All of the records below need to be copied exactly.
* START Records *
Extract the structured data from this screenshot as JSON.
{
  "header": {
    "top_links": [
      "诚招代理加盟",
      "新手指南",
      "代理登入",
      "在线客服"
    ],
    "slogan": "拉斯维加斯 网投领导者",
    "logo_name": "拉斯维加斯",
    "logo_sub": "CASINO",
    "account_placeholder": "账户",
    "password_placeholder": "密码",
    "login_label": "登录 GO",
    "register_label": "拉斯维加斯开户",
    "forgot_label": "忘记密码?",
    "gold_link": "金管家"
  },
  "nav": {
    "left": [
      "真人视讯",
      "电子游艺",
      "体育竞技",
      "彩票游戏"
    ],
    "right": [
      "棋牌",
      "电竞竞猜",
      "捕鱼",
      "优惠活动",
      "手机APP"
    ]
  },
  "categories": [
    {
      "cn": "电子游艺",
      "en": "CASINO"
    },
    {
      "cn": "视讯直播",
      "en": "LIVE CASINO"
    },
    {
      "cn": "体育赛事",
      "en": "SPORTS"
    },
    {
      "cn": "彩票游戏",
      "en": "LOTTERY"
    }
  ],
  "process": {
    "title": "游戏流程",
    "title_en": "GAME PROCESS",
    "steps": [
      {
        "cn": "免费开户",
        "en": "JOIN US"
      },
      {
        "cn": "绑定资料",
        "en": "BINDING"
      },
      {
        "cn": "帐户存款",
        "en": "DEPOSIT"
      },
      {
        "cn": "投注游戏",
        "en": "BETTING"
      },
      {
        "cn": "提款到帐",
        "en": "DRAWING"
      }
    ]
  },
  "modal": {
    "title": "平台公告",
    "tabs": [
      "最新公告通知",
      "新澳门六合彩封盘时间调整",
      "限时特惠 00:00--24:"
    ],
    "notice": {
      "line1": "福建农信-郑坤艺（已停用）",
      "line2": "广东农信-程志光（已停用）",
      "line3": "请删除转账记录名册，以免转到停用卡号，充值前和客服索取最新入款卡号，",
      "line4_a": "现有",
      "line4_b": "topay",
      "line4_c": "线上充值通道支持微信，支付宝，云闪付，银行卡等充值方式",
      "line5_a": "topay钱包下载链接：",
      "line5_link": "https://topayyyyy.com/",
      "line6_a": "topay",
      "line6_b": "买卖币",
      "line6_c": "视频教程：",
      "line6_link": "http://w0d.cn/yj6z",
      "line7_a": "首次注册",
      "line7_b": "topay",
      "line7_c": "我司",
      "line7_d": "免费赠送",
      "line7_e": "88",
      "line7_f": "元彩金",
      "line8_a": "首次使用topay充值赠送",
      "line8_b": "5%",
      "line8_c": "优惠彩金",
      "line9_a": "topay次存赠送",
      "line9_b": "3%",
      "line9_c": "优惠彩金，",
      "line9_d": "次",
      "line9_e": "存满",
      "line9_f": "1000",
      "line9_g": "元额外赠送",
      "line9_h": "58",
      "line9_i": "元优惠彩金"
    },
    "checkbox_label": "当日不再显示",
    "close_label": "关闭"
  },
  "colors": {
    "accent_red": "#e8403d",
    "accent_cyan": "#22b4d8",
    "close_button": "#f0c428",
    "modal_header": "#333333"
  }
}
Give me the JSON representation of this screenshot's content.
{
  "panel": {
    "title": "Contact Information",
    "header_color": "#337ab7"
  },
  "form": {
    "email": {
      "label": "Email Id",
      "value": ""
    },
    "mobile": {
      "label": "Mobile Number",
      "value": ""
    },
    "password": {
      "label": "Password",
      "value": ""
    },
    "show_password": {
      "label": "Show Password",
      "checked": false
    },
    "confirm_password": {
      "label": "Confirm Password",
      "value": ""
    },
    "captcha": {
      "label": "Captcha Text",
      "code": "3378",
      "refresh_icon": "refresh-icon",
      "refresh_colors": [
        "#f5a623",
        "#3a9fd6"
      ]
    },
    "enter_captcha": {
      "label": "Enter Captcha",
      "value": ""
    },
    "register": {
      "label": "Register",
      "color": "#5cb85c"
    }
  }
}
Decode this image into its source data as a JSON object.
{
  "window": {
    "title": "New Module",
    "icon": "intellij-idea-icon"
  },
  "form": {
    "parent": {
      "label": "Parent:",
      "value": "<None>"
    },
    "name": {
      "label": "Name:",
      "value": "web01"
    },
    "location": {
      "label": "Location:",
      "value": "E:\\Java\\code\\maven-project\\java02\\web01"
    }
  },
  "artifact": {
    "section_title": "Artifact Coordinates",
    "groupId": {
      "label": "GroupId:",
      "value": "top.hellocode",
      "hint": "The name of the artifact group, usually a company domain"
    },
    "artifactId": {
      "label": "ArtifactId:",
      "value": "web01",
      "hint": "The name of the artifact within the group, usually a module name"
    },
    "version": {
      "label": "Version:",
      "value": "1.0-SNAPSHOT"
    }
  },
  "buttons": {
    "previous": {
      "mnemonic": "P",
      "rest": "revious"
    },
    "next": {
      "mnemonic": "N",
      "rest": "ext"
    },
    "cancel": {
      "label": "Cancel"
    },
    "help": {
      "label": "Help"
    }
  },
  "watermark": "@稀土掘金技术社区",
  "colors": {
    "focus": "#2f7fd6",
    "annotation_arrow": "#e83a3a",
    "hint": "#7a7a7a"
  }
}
* END Records *
● **Task answer**
Extract the structured data from this screenshot as JSON.
{
  "header": {
    "top_links": [
      "诚招代理加盟",
      "新手指南",
      "代理登入",
      "在线客服"
    ],
    "slogan": "拉斯维加斯 网投领导者",
    "logo_name": "拉斯维加斯",
    "logo_sub": "CASINO",
    "account_placeholder": "账户",
    "password_placeholder": "密码",
    "login_label": "登录 GO",
    "register_label": "拉斯维加斯开户",
    "forgot_label": "忘记密码?",
    "gold_link": "金管家"
  },
  "nav": {
    "left": [
      "真人视讯",
      "电子游艺",
      "体育竞技",
      "彩票游戏"
    ],
    "right": [
      "棋牌",
      "电竞竞猜",
      "捕鱼",
      "优惠活动",
      "手机APP"
    ]
  },
  "categories": [
    {
      "cn": "电子游艺",
      "en": "CASINO"
    },
    {
      "cn": "视讯直播",
      "en": "LIVE CASINO"
    },
    {
      "cn": "体育赛事",
      "en": "SPORTS"
    },
    {
      "cn": "彩票游戏",
      "en": "LOTTERY"
    }
  ],
  "process": {
    "title": "游戏流程",
    "title_en": "GAME PROCESS",
    "steps": [
      {
        "cn": "免费开户",
        "en": "JOIN US"
      },
      {
        "cn": "绑定资料",
        "en": "BINDING"
      },
      {
        "cn": "帐户存款",
        "en": "DEPOSIT"
      },
      {
        "cn": "投注游戏",
        "en": "BETTING"
      },
      {
        "cn": "提款到帐",
        "en": "DRAWING"
      }
    ]
  },
  "modal": {
    "title": "平台公告",
    "tabs": [
      "最新公告通知",
      "新澳门六合彩封盘时间调整",
      "限时特惠 00:00--24:"
    ],
    "notice": {
      "line1": "福建农信-郑坤艺（已停用）",
      "line2": "广东农信-程志光（已停用）",
      "line3": "请删除转账记录名册，以免转到停用卡号，充值前和客服索取最新入款卡号，",
      "line4_a": "现有",
      "line4_b": "topay",
      "line4_c": "线上充值通道支持微信，支付宝，云闪付，银行卡等充值方式",
      "line5_a": "topay钱包下载链接：",
      "line5_link": "https://topayyyyy.com/",
      "line6_a": "topay",
      "line6_b": "买卖币",
      "line6_c": "视频教程：",
      "line6_link": "http://w0d.cn/yj6z",
      "line7_a": "首次注册",
      "line7_b": "topay",
      "line7_c": "我司",
      "line7_d": "免费赠送",
      "line7_e": "88",
      "line7_f": "元彩金",
      "line8_a": "首次使用topay充值赠送",
      "line8_b": "5%",
      "line8_c": "优惠彩金",
      "line9_a": "topay次存赠送",
      "line9_b": "3%",
      "line9_c": "优惠彩金，",
      "line9_d": "次",
      "line9_e": "存满",
      "line9_f": "1000",
      "line9_g": "元额外赠送",
      "line9_h": "58",
      "line9_i": "元优惠彩金"
    },
    "checkbox_label": "当日不再显示",
    "close_label": "关闭"
  },
  "colors": {
    "accent_red": "#e8403d",
    "accent_cyan": "#22b4d8",
    "close_button": "#f0c428",
    "modal_header": "#333333"
  }
}
Give me the JSON representation of this screenshot's content.
{
  "panel": {
    "title": "Contact Information",
    "header_color": "#337ab7"
  },
  "form": {
    "email": {
      "label": "Email Id",
      "value": ""
    },
    "mobile": {
      "label": "Mobile Number",
      "value": ""
    },
    "password": {
      "label": "Password",
      "value": ""
    },
    "show_password": {
      "label": "Show Password",
      "checked": false
    },
    "confirm_password": {
      "label": "Confirm Password",
      "value": ""
    },
    "captcha": {
      "label": "Captcha Text",
      "code": "3378",
      "refresh_icon": "refresh-icon",
      "refresh_colors": [
        "#f5a623",
        "#3a9fd6"
      ]
    },
    "enter_captcha": {
      "label": "Enter Captcha",
      "value": ""
    },
    "register": {
      "label": "Register",
      "color": "#5cb85c"
    }
  }
}
Decode this image into its source data as a JSON object.
{
  "window": {
    "title": "New Module",
    "icon": "intellij-idea-icon"
  },
  "form": {
    "parent": {
      "label": "Parent:",
      "value": "<None>"
    },
    "name": {
      "label": "Name:",
      "value": "web01"
    },
    "location": {
      "label": "Location:",
      "value": "E:\\Java\\code\\maven-project\\java02\\web01"
    }
  },
  "artifact": {
    "section_title": "Artifact Coordinates",
    "groupId": {
      "label": "GroupId:",
      "value": "top.hellocode",
      "hint": "The name of the artifact group, usually a company domain"
    },
    "artifactId": {
      "label": "ArtifactId:",
      "value": "web01",
      "hint": "The name of the artifact within the group, usually a module name"
    },
    "version": {
      "label": "Version:",
      "value": "1.0-SNAPSHOT"
    }
  },
  "buttons": {
    "previous": {
      "mnemonic": "P",
      "rest": "revious"
    },
    "next": {
      "mnemonic": "N",
      "rest": "ext"
    },
    "cancel": {
      "label": "Cancel"
    },
    "help": {
      "label": "Help"
    }
  },
  "watermark": "@稀土掘金技术社区",
  "colors": {
    "focus": "#2f7fd6",
    "annotation_arrow": "#e83a3a",
    "hint": "#7a7a7a"
  }
}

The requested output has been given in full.